Below are the records; locate each line with the word "安阳县城市管理局垃圾中转站" and copy it.

--- START TASK MATERIAL ---

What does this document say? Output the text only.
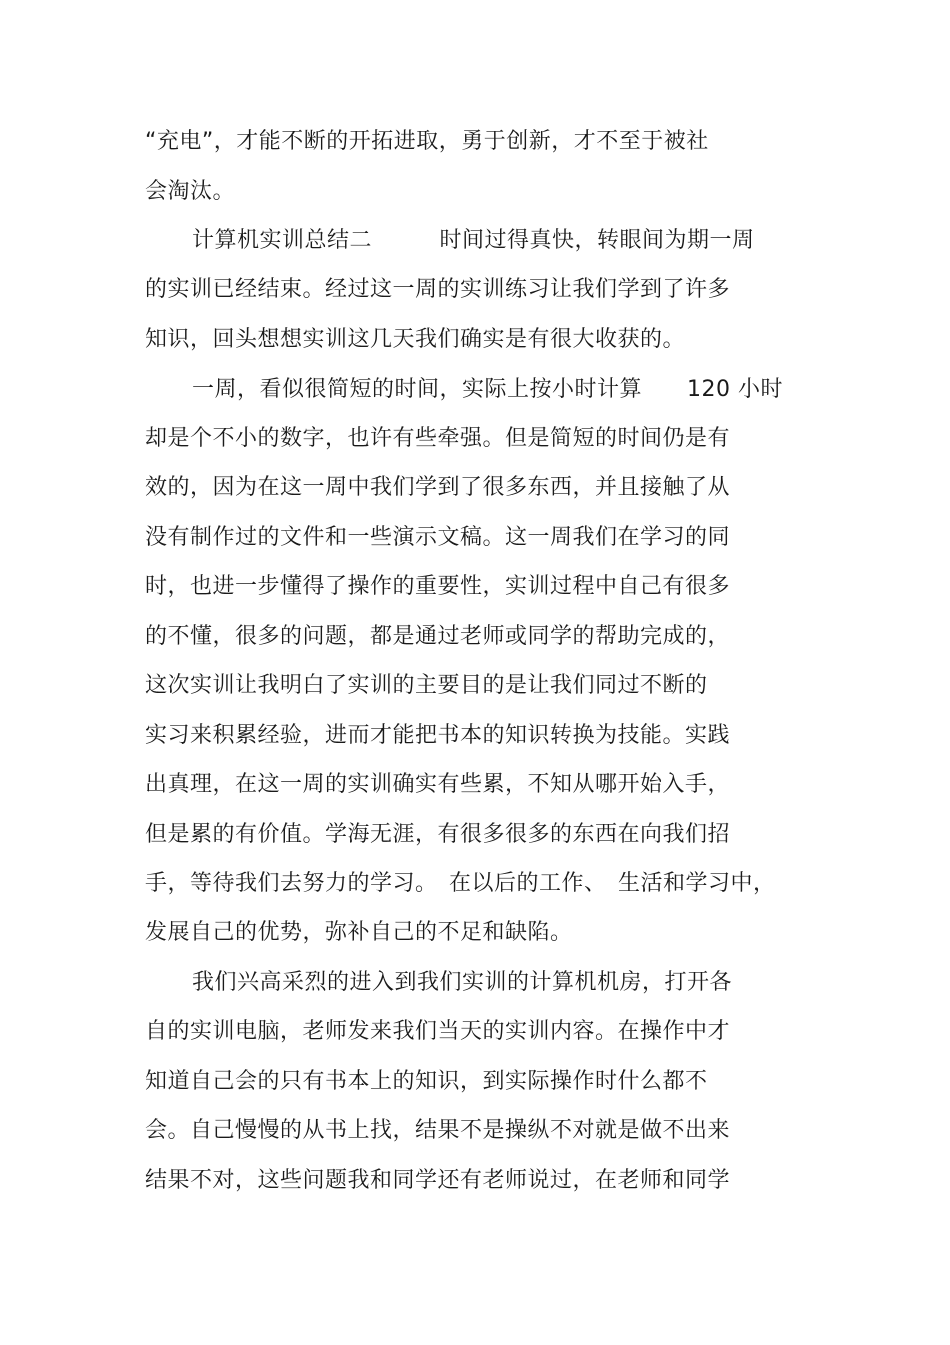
“充电”，才能不断的开拓进取，勇于创新，才不至于被社
会淘汰。
计算机实训总结二　　　时间过得真快，转眼间为期一周
的实训已经结束。经过这一周的实训练习让我们学到了许多
知识，回头想想实训这几天我们确实是有很大收获的。
一周，看似很简短的时间，实际上按小时计算　　120 小时
却是个不小的数字，也许有些牵强。但是简短的时间仍是有
效的，因为在这一周中我们学到了很多东西，并且接触了从
没有制作过的文件和一些演示文稿。这一周我们在学习的同
时，也进一步懂得了操作的重要性，实训过程中自己有很多
的不懂，很多的问题，都是通过老师或同学的帮助完成的，
这次实训让我明白了实训的主要目的是让我们同过不断的
实习来积累经验，进而才能把书本的知识转换为技能。实践
出真理，在这一周的实训确实有些累，不知从哪开始入手，
但是累的有价值。学海无涯，有很多很多的东西在向我们招
手，等待我们去努力的学习。　在以后的工作、　生活和学习中，
发展自己的优势，弥补自己的不足和缺陷。
我们兴高采烈的进入到我们实训的计算机机房，打开各
自的实训电脑，老师发来我们当天的实训内容。在操作中才
知道自己会的只有书本上的知识，到实际操作时什么都不
会。自己慢慢的从书上找，结果不是操纵不对就是做不出来
结果不对，这些问题我和同学还有老师说过，在老师和同学
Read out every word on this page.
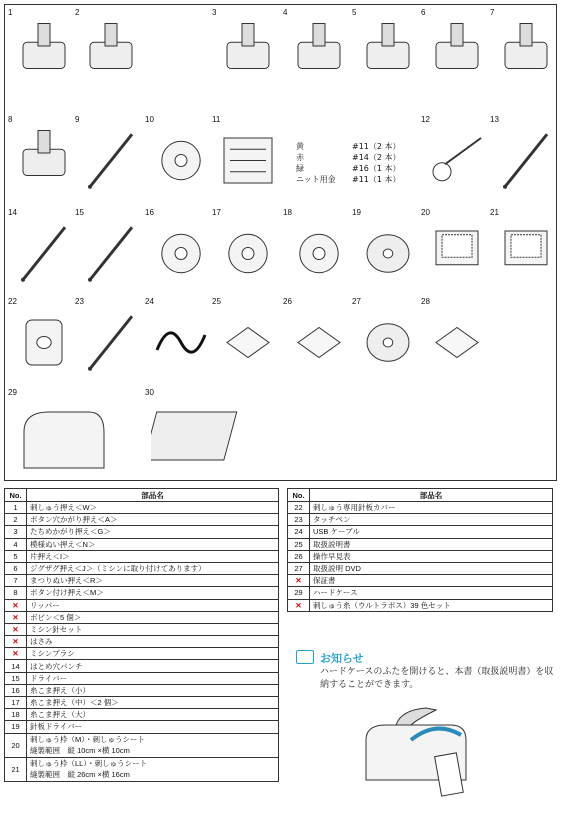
1	2	3	4	5	6	7
8	9	10	11	12	13
14	15	16	17	18	19	20	21
22	23	24	25	26	27	28
29	30
黄	#11（2 本）
赤	#14（2 本）
緑	#16（1 本）
ニット用金	#11（1 本）
No.	部品名
1	刺しゅう押え＜W＞
2	ボタン穴かがり押え＜A＞
3	たちめかがり押え＜G＞
4	模様ぬい押え＜N＞
5	片押え＜I＞
6	ジグザグ押え＜J＞（ミシンに取り付けてあります）
7	まつりぬい押え＜R＞
8	ボタン付け押え＜M＞
✕	リッパー
✕	ボビン＜5 個＞
✕	ミシン針セット
✕	はさみ
✕	ミシンブラシ
14	はとめ穴パンチ
15	ドライバー
16	糸こま押え（小）
17	糸こま押え（中）＜2 個＞
18	糸こま押え（大）
19	針板ドライバー
20	刺しゅう枠（M）・刺しゅうシート
縫製範囲　縦 10cm ×横 10cm

21	刺しゅう枠（LL）・刺しゅうシート
縫製範囲　縦 26cm ×横 16cm
No.	部品名
22	刺しゅう専用針板カバー
23	タッチペン
24	USB ケーブル
25	取扱説明書
26	操作早見表
27	取扱説明 DVD
✕	保証書
29	ハードケース
✕	刺しゅう糸（ウルトラポス）39 色セット
お知らせ
ハードケースのふたを開けると、本書（取扱説明書）を収納することができます。
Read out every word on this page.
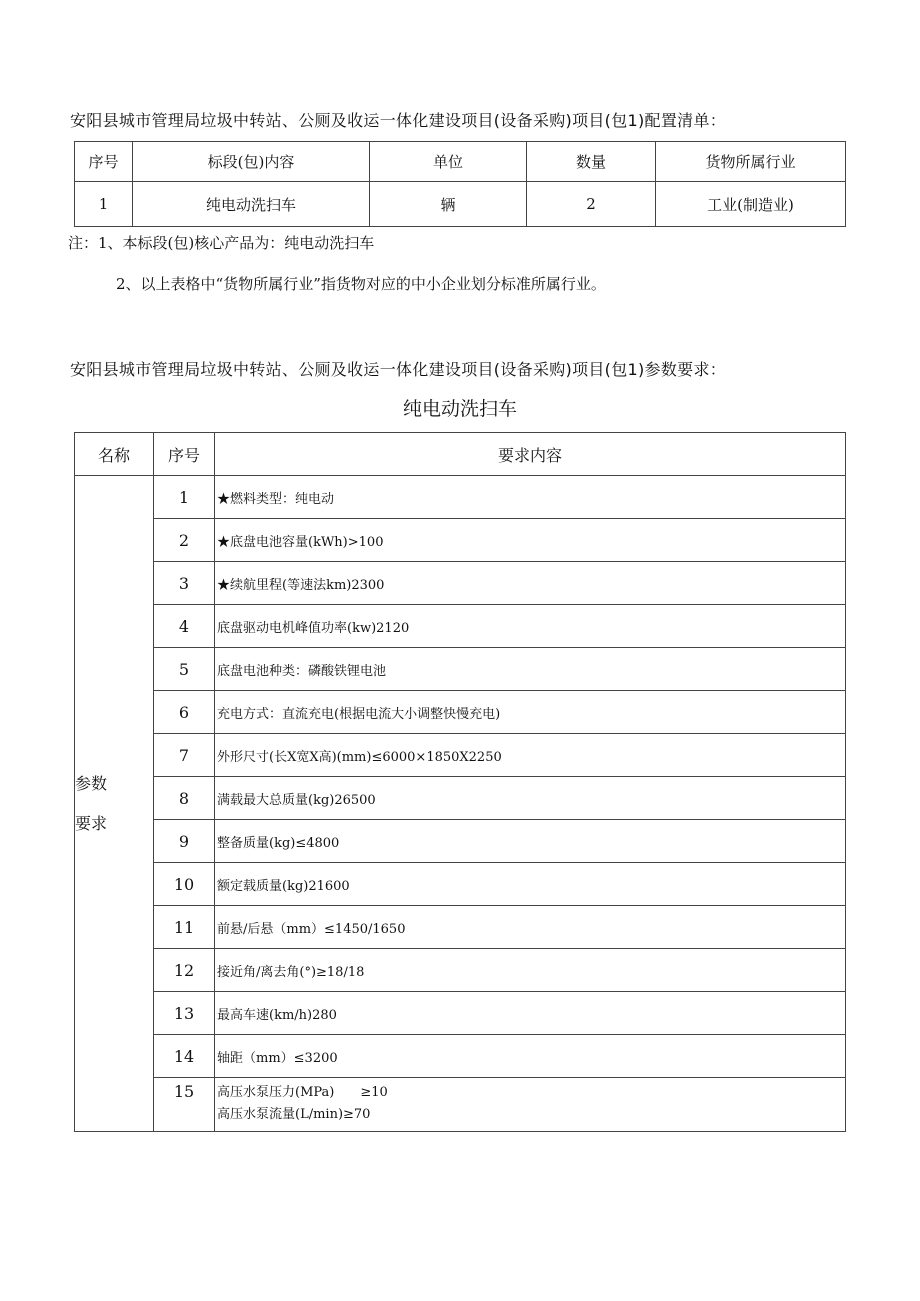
安阳县城市管理局垃圾中转站、公厕及收运一体化建设项目(设备采购)项目(包1)配置清单：
序号	标段(包)内容	单位	数量	货物所属行业
1	纯电动洗扫车	辆	2	工业(制造业)
注：1、本标段(包)核心产品为：纯电动洗扫车
2、以上表格中“货物所属行业”指货物对应的中小企业划分标准所属行业。
安阳县城市管理局垃圾中转站、公厕及收运一体化建设项目(设备采购)项目(包1)参数要求：
纯电动洗扫车
名称	序号	要求内容

参数
要求	1	★燃料类型：纯电动
	2	★底盘电池容量(kWh)>100
	3	★续航里程(等速法km)2300
	4	底盘驱动电机峰值功率(kw)2120
	5	底盘电池种类：磷酸铁锂电池
	6	充电方式：直流充电(根据电流大小调整快慢充电)
	7	外形尺寸(长X宽X高)(mm)≤6000×1850X2250
	8	满载最大总质量(kg)26500
	9	整备质量(kg)≤4800
	10	额定载质量(kg)21600
	11	前悬/后悬（mm）≤1450/1650
	12	接近角/离去角(°)≥18/18
	13	最高车速(km/h)280
	14	轴距（mm）≤3200
	15	高压水泵压力(MPa)　　≥10
高压水泵流量(L/min)≥70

--- END TASK MATERIAL ---

▶ _TASK RESPONSE_:
安阳县城市管理局垃圾中转站、公厕及收运一体化建设项目(设备采购)项目(包1)配置清单：
安阳县城市管理局垃圾中转站、公厕及收运一体化建设项目(设备采购)项目(包1)参数要求：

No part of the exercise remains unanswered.